**Given exercise:** Transcribe the records below in full; pictures stay out of the copy.

[Dataset entries]

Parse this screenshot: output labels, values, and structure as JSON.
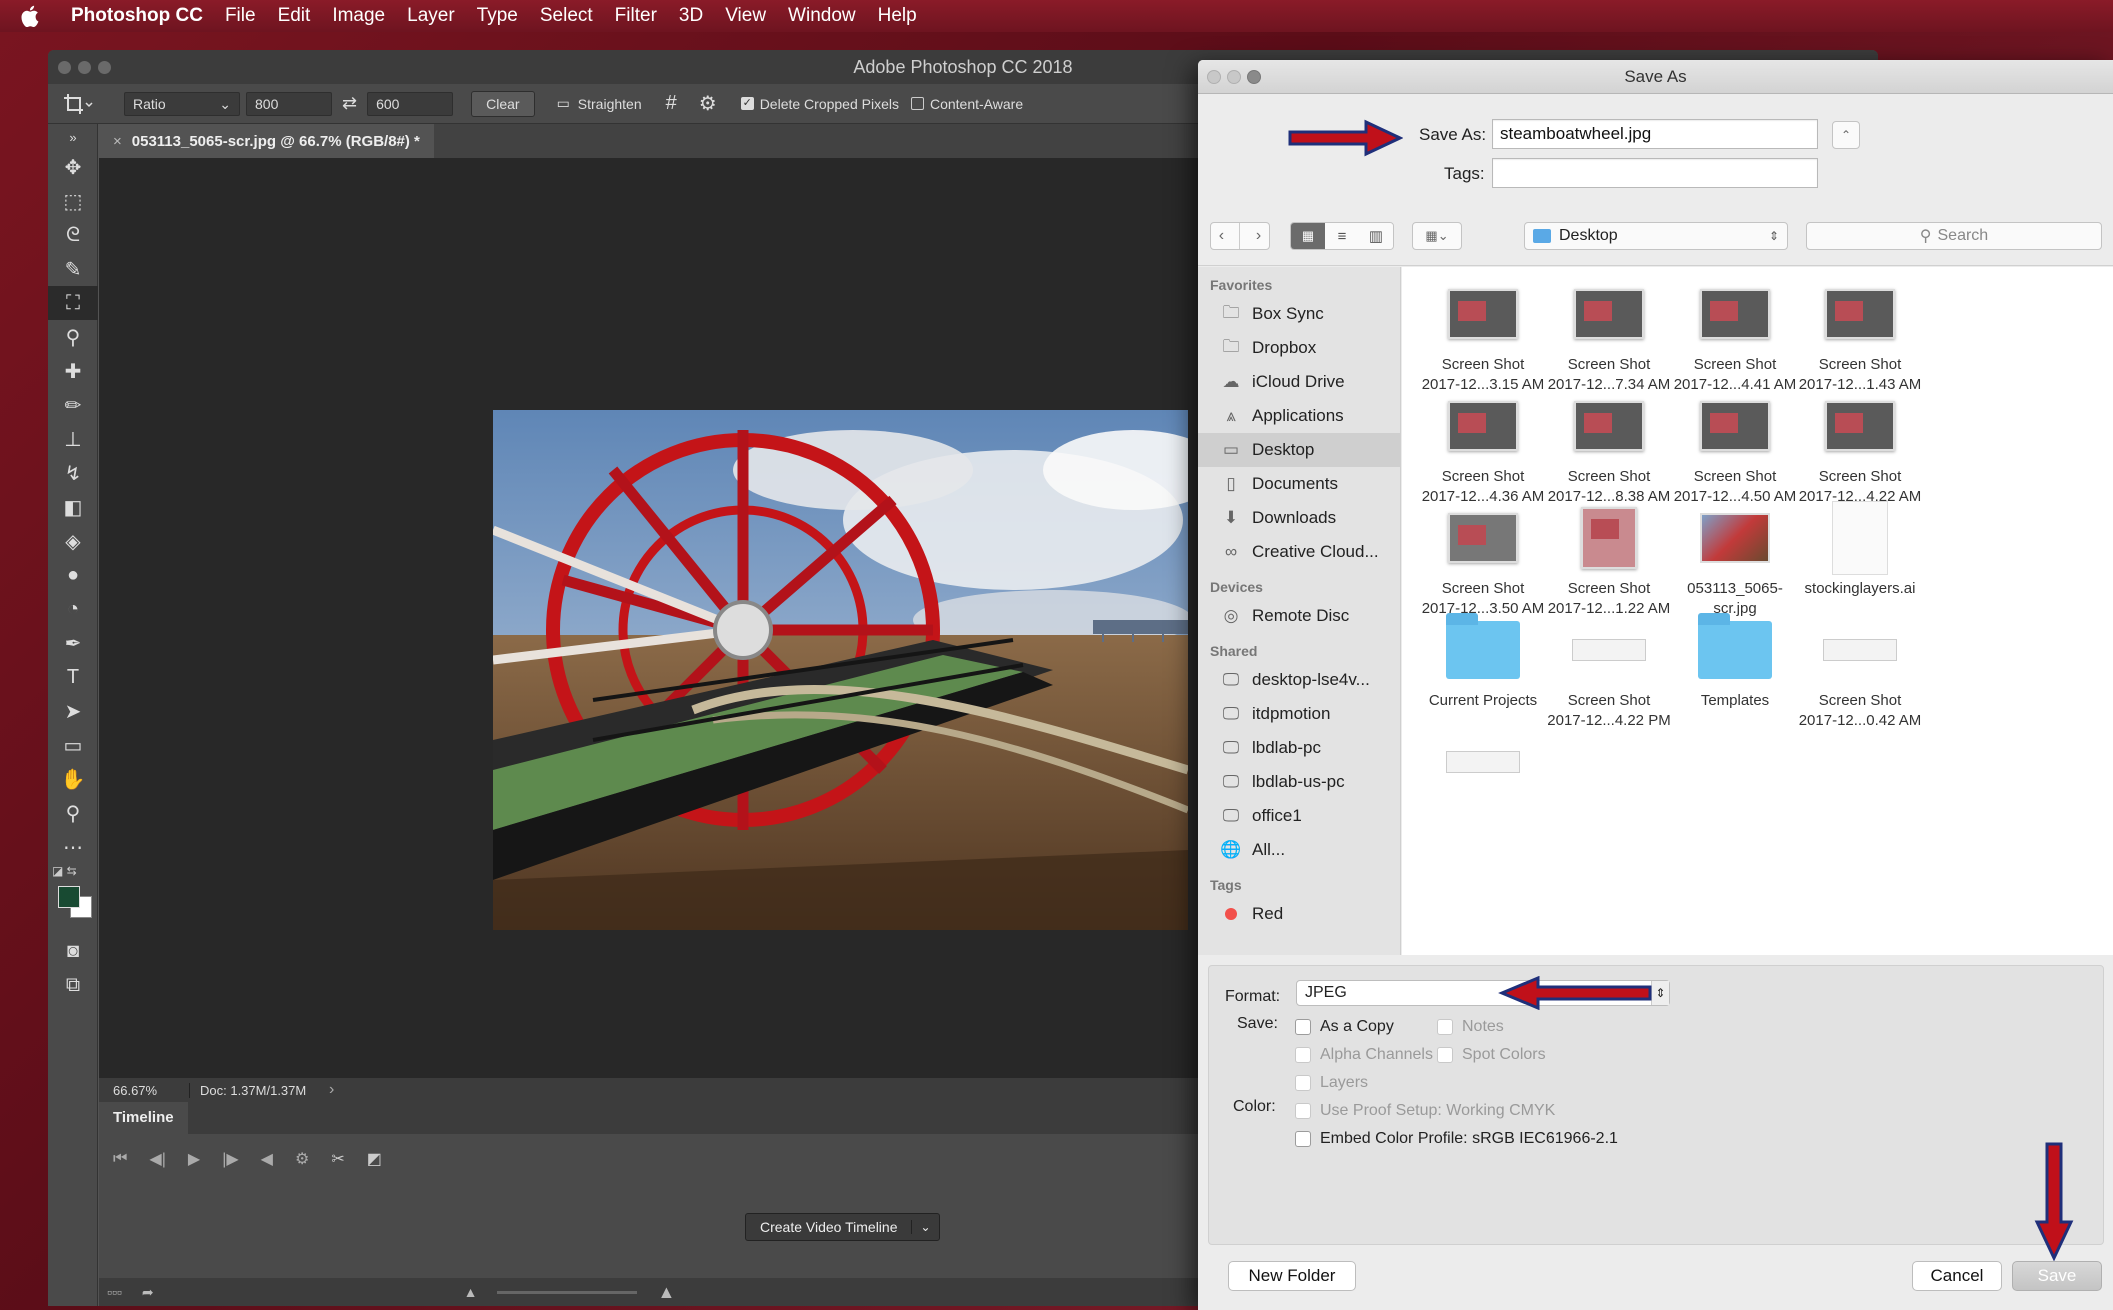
{
  "menubar": {
    "items": [
      "Photoshop CC",
      "File",
      "Edit",
      "Image",
      "Layer",
      "Type",
      "Select",
      "Filter",
      "3D",
      "View",
      "Window",
      "Help"
    ]
  },
  "photoshop": {
    "window_title": "Adobe Photoshop CC 2018",
    "options": {
      "ratio": "Ratio",
      "width": "800",
      "height": "600",
      "clear": "Clear",
      "straighten": "Straighten",
      "delete_cropped": "Delete Cropped Pixels",
      "content_aware": "Content-Aware"
    },
    "doc_tab": "053113_5065-scr.jpg @ 66.7% (RGB/8#) *",
    "status": {
      "zoom": "66.67%",
      "doc": "Doc: 1.37M/1.37M"
    },
    "timeline": {
      "tab": "Timeline",
      "create_button": "Create Video Timeline"
    }
  },
  "dialog": {
    "title": "Save As",
    "save_as_label": "Save As:",
    "filename": "steamboatwheel.jpg",
    "tags_label": "Tags:",
    "tags_value": "",
    "location": "Desktop",
    "search_placeholder": "Search",
    "sidebar": {
      "favorites_heading": "Favorites",
      "favorites": [
        "Box Sync",
        "Dropbox",
        "iCloud Drive",
        "Applications",
        "Desktop",
        "Documents",
        "Downloads",
        "Creative Cloud..."
      ],
      "selected": "Desktop",
      "devices_heading": "Devices",
      "devices": [
        "Remote Disc"
      ],
      "shared_heading": "Shared",
      "shared": [
        "desktop-lse4v...",
        "itdpmotion",
        "lbdlab-pc",
        "lbdlab-us-pc",
        "office1",
        "All..."
      ],
      "tags_heading": "Tags",
      "tags": [
        "Red"
      ]
    },
    "files": [
      {
        "name1": "Screen Shot",
        "name2": "2017-12...3.15 AM",
        "kind": "screenshot"
      },
      {
        "name1": "Screen Shot",
        "name2": "2017-12...7.34 AM",
        "kind": "screenshot"
      },
      {
        "name1": "Screen Shot",
        "name2": "2017-12...4.41 AM",
        "kind": "screenshot"
      },
      {
        "name1": "Screen Shot",
        "name2": "2017-12...1.43 AM",
        "kind": "screenshot"
      },
      {
        "name1": "Screen Shot",
        "name2": "2017-12...4.36 AM",
        "kind": "screenshot"
      },
      {
        "name1": "Screen Shot",
        "name2": "2017-12...8.38 AM",
        "kind": "screenshot"
      },
      {
        "name1": "Screen Shot",
        "name2": "2017-12...4.50 AM",
        "kind": "screenshot"
      },
      {
        "name1": "Screen Shot",
        "name2": "2017-12...4.22 AM",
        "kind": "screenshot"
      },
      {
        "name1": "Screen Shot",
        "name2": "2017-12...3.50 AM",
        "kind": "screenshot"
      },
      {
        "name1": "Screen Shot",
        "name2": "2017-12...1.22 AM",
        "kind": "screenshot"
      },
      {
        "name1": "053113_5065-",
        "name2": "scr.jpg",
        "kind": "photo"
      },
      {
        "name1": "stockinglayers.ai",
        "name2": "",
        "kind": "ai"
      },
      {
        "name1": "Current Projects",
        "name2": "",
        "kind": "folder"
      },
      {
        "name1": "Screen Shot",
        "name2": "2017-12...4.22 PM",
        "kind": "flat"
      },
      {
        "name1": "Templates",
        "name2": "",
        "kind": "folder"
      },
      {
        "name1": "Screen Shot",
        "name2": "2017-12...0.42 AM",
        "kind": "flat"
      }
    ],
    "format_label": "Format:",
    "format_value": "JPEG",
    "save_label": "Save:",
    "checkboxes": {
      "as_copy": "As a Copy",
      "notes": "Notes",
      "alpha": "Alpha Channels",
      "spot": "Spot Colors",
      "layers": "Layers"
    },
    "color_label": "Color:",
    "use_proof": "Use Proof Setup:  Working CMYK",
    "embed_profile": "Embed Color Profile:  sRGB IEC61966-2.1",
    "new_folder": "New Folder",
    "cancel": "Cancel",
    "save": "Save"
  },
  "colors": {
    "annotation_arrow": "#c0101a",
    "arrow_outline": "#1f2f7a",
    "tag_red": "#f2504b"
  }
}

**Output for this exercise:**
Parse this screenshot: output labels, values, and structure as JSON.
{
  "menubar": {
    "items": [
      "Photoshop CC",
      "File",
      "Edit",
      "Image",
      "Layer",
      "Type",
      "Select",
      "Filter",
      "3D",
      "View",
      "Window",
      "Help"
    ]
  },
  "photoshop": {
    "window_title": "Adobe Photoshop CC 2018",
    "options": {
      "ratio": "Ratio",
      "width": "800",
      "height": "600",
      "clear": "Clear",
      "straighten": "Straighten",
      "delete_cropped": "Delete Cropped Pixels",
      "content_aware": "Content-Aware"
    },
    "doc_tab": "053113_5065-scr.jpg @ 66.7% (RGB/8#) *",
    "status": {
      "zoom": "66.67%",
      "doc": "Doc: 1.37M/1.37M"
    },
    "timeline": {
      "tab": "Timeline",
      "create_button": "Create Video Timeline"
    }
  },
  "dialog": {
    "title": "Save As",
    "save_as_label": "Save As:",
    "filename": "steamboatwheel.jpg",
    "tags_label": "Tags:",
    "tags_value": "",
    "location": "Desktop",
    "search_placeholder": "Search",
    "sidebar": {
      "favorites_heading": "Favorites",
      "favorites": [
        "Box Sync",
        "Dropbox",
        "iCloud Drive",
        "Applications",
        "Desktop",
        "Documents",
        "Downloads",
        "Creative Cloud..."
      ],
      "selected": "Desktop",
      "devices_heading": "Devices",
      "devices": [
        "Remote Disc"
      ],
      "shared_heading": "Shared",
      "shared": [
        "desktop-lse4v...",
        "itdpmotion",
        "lbdlab-pc",
        "lbdlab-us-pc",
        "office1",
        "All..."
      ],
      "tags_heading": "Tags",
      "tags": [
        "Red"
      ]
    },
    "files": [
      {
        "name1": "Screen Shot",
        "name2": "2017-12...3.15 AM",
        "kind": "screenshot"
      },
      {
        "name1": "Screen Shot",
        "name2": "2017-12...7.34 AM",
        "kind": "screenshot"
      },
      {
        "name1": "Screen Shot",
        "name2": "2017-12...4.41 AM",
        "kind": "screenshot"
      },
      {
        "name1": "Screen Shot",
        "name2": "2017-12...1.43 AM",
        "kind": "screenshot"
      },
      {
        "name1": "Screen Shot",
        "name2": "2017-12...4.36 AM",
        "kind": "screenshot"
      },
      {
        "name1": "Screen Shot",
        "name2": "2017-12...8.38 AM",
        "kind": "screenshot"
      },
      {
        "name1": "Screen Shot",
        "name2": "2017-12...4.50 AM",
        "kind": "screenshot"
      },
      {
        "name1": "Screen Shot",
        "name2": "2017-12...4.22 AM",
        "kind": "screenshot"
      },
      {
        "name1": "Screen Shot",
        "name2": "2017-12...3.50 AM",
        "kind": "screenshot"
      },
      {
        "name1": "Screen Shot",
        "name2": "2017-12...1.22 AM",
        "kind": "screenshot"
      },
      {
        "name1": "053113_5065-",
        "name2": "scr.jpg",
        "kind": "photo"
      },
      {
        "name1": "stockinglayers.ai",
        "name2": "",
        "kind": "ai"
      },
      {
        "name1": "Current Projects",
        "name2": "",
        "kind": "folder"
      },
      {
        "name1": "Screen Shot",
        "name2": "2017-12...4.22 PM",
        "kind": "flat"
      },
      {
        "name1": "Templates",
        "name2": "",
        "kind": "folder"
      },
      {
        "name1": "Screen Shot",
        "name2": "2017-12...0.42 AM",
        "kind": "flat"
      }
    ],
    "format_label": "Format:",
    "format_value": "JPEG",
    "save_label": "Save:",
    "checkboxes": {
      "as_copy": "As a Copy",
      "notes": "Notes",
      "alpha": "Alpha Channels",
      "spot": "Spot Colors",
      "layers": "Layers"
    },
    "color_label": "Color:",
    "use_proof": "Use Proof Setup:  Working CMYK",
    "embed_profile": "Embed Color Profile:  sRGB IEC61966-2.1",
    "new_folder": "New Folder",
    "cancel": "Cancel",
    "save": "Save"
  },
  "colors": {
    "annotation_arrow": "#c0101a",
    "arrow_outline": "#1f2f7a",
    "tag_red": "#f2504b"
  }
}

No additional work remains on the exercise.